start PROVIDED MATERIAL

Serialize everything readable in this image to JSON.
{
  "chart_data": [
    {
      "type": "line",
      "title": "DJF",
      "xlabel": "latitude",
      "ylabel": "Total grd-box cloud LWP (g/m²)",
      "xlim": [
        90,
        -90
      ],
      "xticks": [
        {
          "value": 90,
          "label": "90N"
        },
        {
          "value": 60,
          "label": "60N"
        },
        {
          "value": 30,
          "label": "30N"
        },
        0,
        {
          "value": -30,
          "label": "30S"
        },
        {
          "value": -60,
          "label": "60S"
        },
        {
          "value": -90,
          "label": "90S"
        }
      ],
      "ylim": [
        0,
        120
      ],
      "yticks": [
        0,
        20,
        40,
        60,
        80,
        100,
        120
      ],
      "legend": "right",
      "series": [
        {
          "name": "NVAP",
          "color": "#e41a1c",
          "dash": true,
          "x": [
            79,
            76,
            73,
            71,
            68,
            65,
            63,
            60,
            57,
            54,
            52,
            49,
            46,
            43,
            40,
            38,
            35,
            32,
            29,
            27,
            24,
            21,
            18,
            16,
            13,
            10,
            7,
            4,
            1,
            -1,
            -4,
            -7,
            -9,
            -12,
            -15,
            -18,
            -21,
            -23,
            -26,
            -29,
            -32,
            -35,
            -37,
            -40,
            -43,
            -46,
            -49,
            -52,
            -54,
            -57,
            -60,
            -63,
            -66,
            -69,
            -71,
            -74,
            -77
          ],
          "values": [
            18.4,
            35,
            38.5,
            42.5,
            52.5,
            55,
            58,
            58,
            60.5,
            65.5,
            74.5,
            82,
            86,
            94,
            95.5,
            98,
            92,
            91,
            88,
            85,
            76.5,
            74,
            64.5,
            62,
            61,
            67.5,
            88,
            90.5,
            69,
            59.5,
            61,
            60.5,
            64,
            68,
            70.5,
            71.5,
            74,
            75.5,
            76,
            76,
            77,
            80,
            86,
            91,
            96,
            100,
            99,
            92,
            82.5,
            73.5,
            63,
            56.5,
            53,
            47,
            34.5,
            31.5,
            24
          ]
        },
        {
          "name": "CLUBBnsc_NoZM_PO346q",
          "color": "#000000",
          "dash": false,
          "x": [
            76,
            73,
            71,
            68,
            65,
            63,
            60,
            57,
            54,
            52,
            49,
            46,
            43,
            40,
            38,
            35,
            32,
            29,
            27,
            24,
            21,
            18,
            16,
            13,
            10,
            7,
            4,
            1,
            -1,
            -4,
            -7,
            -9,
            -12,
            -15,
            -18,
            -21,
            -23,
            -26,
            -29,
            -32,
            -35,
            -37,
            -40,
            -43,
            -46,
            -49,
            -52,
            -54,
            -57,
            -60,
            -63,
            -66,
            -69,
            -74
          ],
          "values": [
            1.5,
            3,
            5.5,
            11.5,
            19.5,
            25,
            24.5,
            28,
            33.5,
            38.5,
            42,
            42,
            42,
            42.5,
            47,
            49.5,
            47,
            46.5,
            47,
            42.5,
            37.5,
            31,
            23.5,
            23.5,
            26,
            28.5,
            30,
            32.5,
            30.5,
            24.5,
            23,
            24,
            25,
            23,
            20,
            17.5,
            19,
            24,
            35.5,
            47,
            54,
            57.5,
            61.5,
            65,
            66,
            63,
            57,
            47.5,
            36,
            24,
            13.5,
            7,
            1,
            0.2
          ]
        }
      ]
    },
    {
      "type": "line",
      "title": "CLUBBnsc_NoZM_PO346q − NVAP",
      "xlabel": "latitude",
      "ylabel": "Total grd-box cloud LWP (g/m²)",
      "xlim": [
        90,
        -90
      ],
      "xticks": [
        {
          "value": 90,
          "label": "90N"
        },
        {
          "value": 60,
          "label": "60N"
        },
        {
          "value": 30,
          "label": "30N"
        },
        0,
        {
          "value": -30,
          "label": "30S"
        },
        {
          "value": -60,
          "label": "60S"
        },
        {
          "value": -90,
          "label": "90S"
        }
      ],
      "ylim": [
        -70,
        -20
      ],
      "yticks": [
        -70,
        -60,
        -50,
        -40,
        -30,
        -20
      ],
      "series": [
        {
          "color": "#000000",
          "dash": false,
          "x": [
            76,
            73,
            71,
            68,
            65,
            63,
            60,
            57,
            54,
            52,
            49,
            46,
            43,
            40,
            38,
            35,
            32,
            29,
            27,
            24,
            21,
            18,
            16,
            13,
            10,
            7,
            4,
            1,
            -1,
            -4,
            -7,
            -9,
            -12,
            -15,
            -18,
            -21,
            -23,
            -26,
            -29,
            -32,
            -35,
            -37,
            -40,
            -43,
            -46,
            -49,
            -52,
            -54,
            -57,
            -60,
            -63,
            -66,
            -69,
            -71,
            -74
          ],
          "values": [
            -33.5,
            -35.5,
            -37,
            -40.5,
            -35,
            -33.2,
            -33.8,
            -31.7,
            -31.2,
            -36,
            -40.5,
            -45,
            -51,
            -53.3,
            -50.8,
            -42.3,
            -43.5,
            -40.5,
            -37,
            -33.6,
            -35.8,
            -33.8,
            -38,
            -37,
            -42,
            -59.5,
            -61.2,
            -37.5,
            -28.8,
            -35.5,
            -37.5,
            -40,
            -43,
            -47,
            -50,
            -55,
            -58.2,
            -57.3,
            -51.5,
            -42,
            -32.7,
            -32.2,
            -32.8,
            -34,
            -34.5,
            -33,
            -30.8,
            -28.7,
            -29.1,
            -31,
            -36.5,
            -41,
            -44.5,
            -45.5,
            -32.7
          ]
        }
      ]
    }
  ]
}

end PROVIDED MATERIAL

= SHORT TASK =
Would you restate each of the entries word for word?

= IN RESPONSE =
Serialize everything readable in this image to JSON.
{
  "chart_data": [
    {
      "type": "line",
      "title": "DJF",
      "xlabel": "latitude",
      "ylabel": "Total grd-box cloud LWP (g/m²)",
      "xlim": [
        90,
        -90
      ],
      "xticks": [
        {
          "value": 90,
          "label": "90N"
        },
        {
          "value": 60,
          "label": "60N"
        },
        {
          "value": 30,
          "label": "30N"
        },
        0,
        {
          "value": -30,
          "label": "30S"
        },
        {
          "value": -60,
          "label": "60S"
        },
        {
          "value": -90,
          "label": "90S"
        }
      ],
      "ylim": [
        0,
        120
      ],
      "yticks": [
        0,
        20,
        40,
        60,
        80,
        100,
        120
      ],
      "legend": "right",
      "series": [
        {
          "name": "NVAP",
          "color": "#e41a1c",
          "dash": true,
          "x": [
            79,
            76,
            73,
            71,
            68,
            65,
            63,
            60,
            57,
            54,
            52,
            49,
            46,
            43,
            40,
            38,
            35,
            32,
            29,
            27,
            24,
            21,
            18,
            16,
            13,
            10,
            7,
            4,
            1,
            -1,
            -4,
            -7,
            -9,
            -12,
            -15,
            -18,
            -21,
            -23,
            -26,
            -29,
            -32,
            -35,
            -37,
            -40,
            -43,
            -46,
            -49,
            -52,
            -54,
            -57,
            -60,
            -63,
            -66,
            -69,
            -71,
            -74,
            -77
          ],
          "values": [
            18.4,
            35,
            38.5,
            42.5,
            52.5,
            55,
            58,
            58,
            60.5,
            65.5,
            74.5,
            82,
            86,
            94,
            95.5,
            98,
            92,
            91,
            88,
            85,
            76.5,
            74,
            64.5,
            62,
            61,
            67.5,
            88,
            90.5,
            69,
            59.5,
            61,
            60.5,
            64,
            68,
            70.5,
            71.5,
            74,
            75.5,
            76,
            76,
            77,
            80,
            86,
            91,
            96,
            100,
            99,
            92,
            82.5,
            73.5,
            63,
            56.5,
            53,
            47,
            34.5,
            31.5,
            24
          ]
        },
        {
          "name": "CLUBBnsc_NoZM_PO346q",
          "color": "#000000",
          "dash": false,
          "x": [
            76,
            73,
            71,
            68,
            65,
            63,
            60,
            57,
            54,
            52,
            49,
            46,
            43,
            40,
            38,
            35,
            32,
            29,
            27,
            24,
            21,
            18,
            16,
            13,
            10,
            7,
            4,
            1,
            -1,
            -4,
            -7,
            -9,
            -12,
            -15,
            -18,
            -21,
            -23,
            -26,
            -29,
            -32,
            -35,
            -37,
            -40,
            -43,
            -46,
            -49,
            -52,
            -54,
            -57,
            -60,
            -63,
            -66,
            -69,
            -74
          ],
          "values": [
            1.5,
            3,
            5.5,
            11.5,
            19.5,
            25,
            24.5,
            28,
            33.5,
            38.5,
            42,
            42,
            42,
            42.5,
            47,
            49.5,
            47,
            46.5,
            47,
            42.5,
            37.5,
            31,
            23.5,
            23.5,
            26,
            28.5,
            30,
            32.5,
            30.5,
            24.5,
            23,
            24,
            25,
            23,
            20,
            17.5,
            19,
            24,
            35.5,
            47,
            54,
            57.5,
            61.5,
            65,
            66,
            63,
            57,
            47.5,
            36,
            24,
            13.5,
            7,
            1,
            0.2
          ]
        }
      ]
    },
    {
      "type": "line",
      "title": "CLUBBnsc_NoZM_PO346q − NVAP",
      "xlabel": "latitude",
      "ylabel": "Total grd-box cloud LWP (g/m²)",
      "xlim": [
        90,
        -90
      ],
      "xticks": [
        {
          "value": 90,
          "label": "90N"
        },
        {
          "value": 60,
          "label": "60N"
        },
        {
          "value": 30,
          "label": "30N"
        },
        0,
        {
          "value": -30,
          "label": "30S"
        },
        {
          "value": -60,
          "label": "60S"
        },
        {
          "value": -90,
          "label": "90S"
        }
      ],
      "ylim": [
        -70,
        -20
      ],
      "yticks": [
        -70,
        -60,
        -50,
        -40,
        -30,
        -20
      ],
      "series": [
        {
          "color": "#000000",
          "dash": false,
          "x": [
            76,
            73,
            71,
            68,
            65,
            63,
            60,
            57,
            54,
            52,
            49,
            46,
            43,
            40,
            38,
            35,
            32,
            29,
            27,
            24,
            21,
            18,
            16,
            13,
            10,
            7,
            4,
            1,
            -1,
            -4,
            -7,
            -9,
            -12,
            -15,
            -18,
            -21,
            -23,
            -26,
            -29,
            -32,
            -35,
            -37,
            -40,
            -43,
            -46,
            -49,
            -52,
            -54,
            -57,
            -60,
            -63,
            -66,
            -69,
            -71,
            -74
          ],
          "values": [
            -33.5,
            -35.5,
            -37,
            -40.5,
            -35,
            -33.2,
            -33.8,
            -31.7,
            -31.2,
            -36,
            -40.5,
            -45,
            -51,
            -53.3,
            -50.8,
            -42.3,
            -43.5,
            -40.5,
            -37,
            -33.6,
            -35.8,
            -33.8,
            -38,
            -37,
            -42,
            -59.5,
            -61.2,
            -37.5,
            -28.8,
            -35.5,
            -37.5,
            -40,
            -43,
            -47,
            -50,
            -55,
            -58.2,
            -57.3,
            -51.5,
            -42,
            -32.7,
            -32.2,
            -32.8,
            -34,
            -34.5,
            -33,
            -30.8,
            -28.7,
            -29.1,
            -31,
            -36.5,
            -41,
            -44.5,
            -45.5,
            -32.7
          ]
        }
      ]
    }
  ]
}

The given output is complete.